SHORT EXERCISE >>
Reproduce the records below verbatim, beginning with their first line and ending with the line that contains "prev-month-icon[interactable]: ‹ [410, 1747, 414, 1761]", both included.

EXERCISE DATA >>
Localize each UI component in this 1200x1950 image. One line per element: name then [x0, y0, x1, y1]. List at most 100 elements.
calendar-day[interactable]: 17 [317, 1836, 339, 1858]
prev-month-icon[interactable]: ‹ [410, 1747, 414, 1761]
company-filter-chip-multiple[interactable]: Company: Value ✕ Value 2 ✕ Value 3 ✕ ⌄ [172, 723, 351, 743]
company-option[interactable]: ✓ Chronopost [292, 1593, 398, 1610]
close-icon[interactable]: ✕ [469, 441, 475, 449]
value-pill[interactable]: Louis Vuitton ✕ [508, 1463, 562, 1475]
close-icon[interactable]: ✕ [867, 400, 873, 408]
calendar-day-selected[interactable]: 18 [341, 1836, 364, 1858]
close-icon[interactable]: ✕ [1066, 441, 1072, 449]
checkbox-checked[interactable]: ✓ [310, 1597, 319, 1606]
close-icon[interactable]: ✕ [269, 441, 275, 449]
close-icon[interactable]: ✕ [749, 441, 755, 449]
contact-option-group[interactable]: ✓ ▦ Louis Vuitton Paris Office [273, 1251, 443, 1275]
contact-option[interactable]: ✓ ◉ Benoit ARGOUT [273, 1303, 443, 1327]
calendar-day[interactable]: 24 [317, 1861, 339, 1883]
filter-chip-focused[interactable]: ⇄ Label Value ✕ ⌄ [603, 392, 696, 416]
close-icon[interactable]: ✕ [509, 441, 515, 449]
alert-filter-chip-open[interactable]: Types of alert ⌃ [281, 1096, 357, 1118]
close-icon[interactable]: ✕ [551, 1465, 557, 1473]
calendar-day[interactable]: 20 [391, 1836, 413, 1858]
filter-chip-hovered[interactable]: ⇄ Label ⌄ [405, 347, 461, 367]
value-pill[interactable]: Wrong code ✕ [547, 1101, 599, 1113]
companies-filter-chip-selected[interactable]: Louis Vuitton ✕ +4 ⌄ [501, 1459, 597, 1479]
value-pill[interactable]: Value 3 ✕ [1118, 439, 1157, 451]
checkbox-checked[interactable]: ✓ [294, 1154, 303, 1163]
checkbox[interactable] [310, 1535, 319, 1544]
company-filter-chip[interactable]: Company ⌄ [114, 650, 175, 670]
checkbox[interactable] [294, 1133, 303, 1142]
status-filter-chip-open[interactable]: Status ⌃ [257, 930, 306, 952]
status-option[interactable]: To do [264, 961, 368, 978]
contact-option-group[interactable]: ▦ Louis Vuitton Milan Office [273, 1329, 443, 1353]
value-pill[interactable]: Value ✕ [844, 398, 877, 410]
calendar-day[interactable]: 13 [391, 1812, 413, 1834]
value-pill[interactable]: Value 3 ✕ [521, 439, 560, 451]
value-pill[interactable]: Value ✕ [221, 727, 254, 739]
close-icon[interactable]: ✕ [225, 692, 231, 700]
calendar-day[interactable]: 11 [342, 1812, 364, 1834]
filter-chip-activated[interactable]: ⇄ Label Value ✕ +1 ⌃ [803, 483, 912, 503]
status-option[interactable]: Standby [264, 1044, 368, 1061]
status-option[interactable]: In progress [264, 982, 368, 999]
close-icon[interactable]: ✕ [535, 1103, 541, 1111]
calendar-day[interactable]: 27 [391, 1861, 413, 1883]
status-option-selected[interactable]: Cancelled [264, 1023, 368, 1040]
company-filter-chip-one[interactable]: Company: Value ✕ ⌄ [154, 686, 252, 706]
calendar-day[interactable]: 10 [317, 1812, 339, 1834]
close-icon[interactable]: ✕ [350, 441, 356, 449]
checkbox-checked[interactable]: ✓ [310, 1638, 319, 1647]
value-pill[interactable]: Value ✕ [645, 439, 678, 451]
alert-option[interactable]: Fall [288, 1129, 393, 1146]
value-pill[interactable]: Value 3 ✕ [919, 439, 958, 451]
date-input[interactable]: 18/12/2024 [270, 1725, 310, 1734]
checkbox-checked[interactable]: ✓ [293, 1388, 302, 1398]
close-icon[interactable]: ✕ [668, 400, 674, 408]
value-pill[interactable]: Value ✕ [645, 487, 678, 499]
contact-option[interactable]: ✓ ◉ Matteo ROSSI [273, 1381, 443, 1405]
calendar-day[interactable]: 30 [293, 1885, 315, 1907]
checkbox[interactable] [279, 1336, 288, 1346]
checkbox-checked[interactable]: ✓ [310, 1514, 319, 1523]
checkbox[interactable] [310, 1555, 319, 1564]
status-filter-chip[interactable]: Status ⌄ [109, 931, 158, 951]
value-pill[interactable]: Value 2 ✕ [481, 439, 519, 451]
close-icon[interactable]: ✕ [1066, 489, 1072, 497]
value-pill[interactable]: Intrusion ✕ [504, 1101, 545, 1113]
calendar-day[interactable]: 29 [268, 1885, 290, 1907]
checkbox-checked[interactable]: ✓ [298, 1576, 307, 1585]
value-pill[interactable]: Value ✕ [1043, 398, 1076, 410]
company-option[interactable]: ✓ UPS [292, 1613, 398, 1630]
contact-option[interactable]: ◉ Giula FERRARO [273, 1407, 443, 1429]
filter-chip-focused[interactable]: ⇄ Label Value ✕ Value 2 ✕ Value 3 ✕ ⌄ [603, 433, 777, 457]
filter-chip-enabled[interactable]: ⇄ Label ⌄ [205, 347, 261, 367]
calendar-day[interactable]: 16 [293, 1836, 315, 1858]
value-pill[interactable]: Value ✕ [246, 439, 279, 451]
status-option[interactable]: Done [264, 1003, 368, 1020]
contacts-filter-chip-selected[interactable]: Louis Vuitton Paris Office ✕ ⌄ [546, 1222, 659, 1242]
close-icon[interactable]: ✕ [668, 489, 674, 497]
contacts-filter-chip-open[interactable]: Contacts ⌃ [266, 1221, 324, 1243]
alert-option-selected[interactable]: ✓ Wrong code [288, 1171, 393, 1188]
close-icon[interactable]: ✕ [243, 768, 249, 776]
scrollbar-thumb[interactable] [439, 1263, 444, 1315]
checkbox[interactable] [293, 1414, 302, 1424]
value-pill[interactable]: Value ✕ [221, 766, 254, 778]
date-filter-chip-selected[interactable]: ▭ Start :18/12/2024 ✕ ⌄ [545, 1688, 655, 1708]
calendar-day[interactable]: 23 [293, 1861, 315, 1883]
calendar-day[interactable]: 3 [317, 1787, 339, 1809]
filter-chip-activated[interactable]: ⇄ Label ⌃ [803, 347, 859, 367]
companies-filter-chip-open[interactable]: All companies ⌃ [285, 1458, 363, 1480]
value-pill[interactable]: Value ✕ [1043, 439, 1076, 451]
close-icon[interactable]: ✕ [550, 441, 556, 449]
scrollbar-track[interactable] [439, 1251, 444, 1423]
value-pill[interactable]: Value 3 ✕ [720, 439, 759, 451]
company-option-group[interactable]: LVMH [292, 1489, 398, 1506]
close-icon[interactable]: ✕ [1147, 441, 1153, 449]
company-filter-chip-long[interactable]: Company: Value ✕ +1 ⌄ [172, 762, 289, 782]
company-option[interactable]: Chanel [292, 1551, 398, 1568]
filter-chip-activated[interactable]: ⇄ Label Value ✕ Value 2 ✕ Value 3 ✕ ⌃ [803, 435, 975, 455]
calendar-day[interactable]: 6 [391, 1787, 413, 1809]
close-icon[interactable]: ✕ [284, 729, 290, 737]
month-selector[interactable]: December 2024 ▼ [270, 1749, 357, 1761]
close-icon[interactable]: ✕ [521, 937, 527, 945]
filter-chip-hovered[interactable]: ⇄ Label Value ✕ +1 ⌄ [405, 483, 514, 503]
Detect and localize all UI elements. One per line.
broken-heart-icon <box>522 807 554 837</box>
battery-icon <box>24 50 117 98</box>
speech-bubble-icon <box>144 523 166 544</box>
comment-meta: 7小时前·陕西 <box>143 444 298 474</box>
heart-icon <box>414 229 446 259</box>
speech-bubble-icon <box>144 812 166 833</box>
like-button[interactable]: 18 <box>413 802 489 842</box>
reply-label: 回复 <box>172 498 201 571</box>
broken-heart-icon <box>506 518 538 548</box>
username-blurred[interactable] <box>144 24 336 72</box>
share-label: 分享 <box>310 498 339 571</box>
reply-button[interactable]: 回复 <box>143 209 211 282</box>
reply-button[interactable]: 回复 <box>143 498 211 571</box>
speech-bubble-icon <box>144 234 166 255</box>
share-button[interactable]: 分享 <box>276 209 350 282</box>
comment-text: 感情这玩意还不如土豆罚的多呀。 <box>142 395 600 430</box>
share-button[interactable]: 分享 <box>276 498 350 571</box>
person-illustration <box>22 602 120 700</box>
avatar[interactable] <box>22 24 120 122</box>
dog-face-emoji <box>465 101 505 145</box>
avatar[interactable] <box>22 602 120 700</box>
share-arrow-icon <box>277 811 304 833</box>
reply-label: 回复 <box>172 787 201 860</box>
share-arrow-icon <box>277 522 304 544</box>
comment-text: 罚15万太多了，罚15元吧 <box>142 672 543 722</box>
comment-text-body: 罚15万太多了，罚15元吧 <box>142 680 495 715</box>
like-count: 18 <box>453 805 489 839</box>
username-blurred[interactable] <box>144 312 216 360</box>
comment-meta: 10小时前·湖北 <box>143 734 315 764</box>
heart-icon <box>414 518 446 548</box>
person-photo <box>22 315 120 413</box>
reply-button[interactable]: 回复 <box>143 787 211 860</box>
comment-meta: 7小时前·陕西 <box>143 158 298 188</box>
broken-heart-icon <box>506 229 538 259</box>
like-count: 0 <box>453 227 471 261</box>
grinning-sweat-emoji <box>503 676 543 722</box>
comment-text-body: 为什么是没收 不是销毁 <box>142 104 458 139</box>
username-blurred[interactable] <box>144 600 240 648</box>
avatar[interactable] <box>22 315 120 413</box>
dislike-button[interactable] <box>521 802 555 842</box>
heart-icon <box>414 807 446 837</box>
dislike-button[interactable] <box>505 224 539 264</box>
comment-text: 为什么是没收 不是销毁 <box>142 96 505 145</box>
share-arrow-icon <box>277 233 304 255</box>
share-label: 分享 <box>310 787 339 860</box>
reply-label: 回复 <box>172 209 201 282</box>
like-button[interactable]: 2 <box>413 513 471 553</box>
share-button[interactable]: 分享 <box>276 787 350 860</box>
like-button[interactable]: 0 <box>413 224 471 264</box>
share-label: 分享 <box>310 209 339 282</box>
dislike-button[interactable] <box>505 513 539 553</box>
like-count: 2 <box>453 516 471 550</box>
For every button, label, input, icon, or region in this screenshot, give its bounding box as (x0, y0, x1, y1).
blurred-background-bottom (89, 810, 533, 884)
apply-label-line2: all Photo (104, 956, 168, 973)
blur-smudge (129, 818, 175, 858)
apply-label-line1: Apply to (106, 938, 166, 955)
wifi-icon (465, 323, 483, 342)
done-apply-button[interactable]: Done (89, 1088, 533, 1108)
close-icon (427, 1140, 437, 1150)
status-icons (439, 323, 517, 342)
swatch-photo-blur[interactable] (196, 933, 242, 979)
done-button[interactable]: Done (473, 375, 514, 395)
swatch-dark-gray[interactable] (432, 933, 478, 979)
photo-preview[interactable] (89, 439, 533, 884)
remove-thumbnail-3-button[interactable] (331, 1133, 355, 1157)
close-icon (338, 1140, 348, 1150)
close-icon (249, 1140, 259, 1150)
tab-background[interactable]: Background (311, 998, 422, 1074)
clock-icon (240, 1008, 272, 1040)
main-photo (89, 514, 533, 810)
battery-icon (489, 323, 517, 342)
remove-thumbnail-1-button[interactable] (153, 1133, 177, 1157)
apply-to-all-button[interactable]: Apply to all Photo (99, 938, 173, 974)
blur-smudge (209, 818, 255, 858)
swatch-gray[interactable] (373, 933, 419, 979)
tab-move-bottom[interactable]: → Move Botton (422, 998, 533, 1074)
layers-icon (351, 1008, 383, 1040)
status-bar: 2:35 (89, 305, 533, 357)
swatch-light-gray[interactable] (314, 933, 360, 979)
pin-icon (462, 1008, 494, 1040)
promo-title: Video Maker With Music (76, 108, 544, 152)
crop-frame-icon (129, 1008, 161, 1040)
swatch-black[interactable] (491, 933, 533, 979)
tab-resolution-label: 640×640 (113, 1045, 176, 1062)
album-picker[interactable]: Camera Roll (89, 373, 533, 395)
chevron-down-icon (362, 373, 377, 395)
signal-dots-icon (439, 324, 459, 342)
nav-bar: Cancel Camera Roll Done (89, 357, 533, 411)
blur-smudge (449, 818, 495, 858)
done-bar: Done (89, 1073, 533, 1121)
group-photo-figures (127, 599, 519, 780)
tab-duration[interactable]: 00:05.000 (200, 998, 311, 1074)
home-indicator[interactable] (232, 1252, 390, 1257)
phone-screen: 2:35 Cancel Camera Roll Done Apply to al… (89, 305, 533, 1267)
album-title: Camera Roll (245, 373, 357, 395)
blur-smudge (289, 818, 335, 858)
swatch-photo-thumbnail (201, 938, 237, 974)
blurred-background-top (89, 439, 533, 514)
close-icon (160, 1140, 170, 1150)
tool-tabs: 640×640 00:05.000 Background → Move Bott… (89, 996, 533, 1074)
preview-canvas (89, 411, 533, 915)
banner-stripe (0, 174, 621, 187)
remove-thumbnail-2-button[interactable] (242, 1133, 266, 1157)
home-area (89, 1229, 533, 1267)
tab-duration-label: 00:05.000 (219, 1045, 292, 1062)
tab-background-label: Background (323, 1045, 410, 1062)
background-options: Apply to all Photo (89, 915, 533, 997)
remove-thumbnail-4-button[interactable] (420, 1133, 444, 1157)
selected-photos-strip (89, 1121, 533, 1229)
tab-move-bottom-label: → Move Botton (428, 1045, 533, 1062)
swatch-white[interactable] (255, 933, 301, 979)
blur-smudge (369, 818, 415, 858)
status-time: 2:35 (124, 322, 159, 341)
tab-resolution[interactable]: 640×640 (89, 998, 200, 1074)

EXERCISE ANSWER >>
Localize each UI component in this 1200x1950 image. One line per element: name then [x0, y0, x1, y1]. List at most 100 elements.
calendar-day[interactable]: 17 [317, 1836, 339, 1858]
prev-month-icon[interactable]: ‹ [410, 1747, 414, 1761]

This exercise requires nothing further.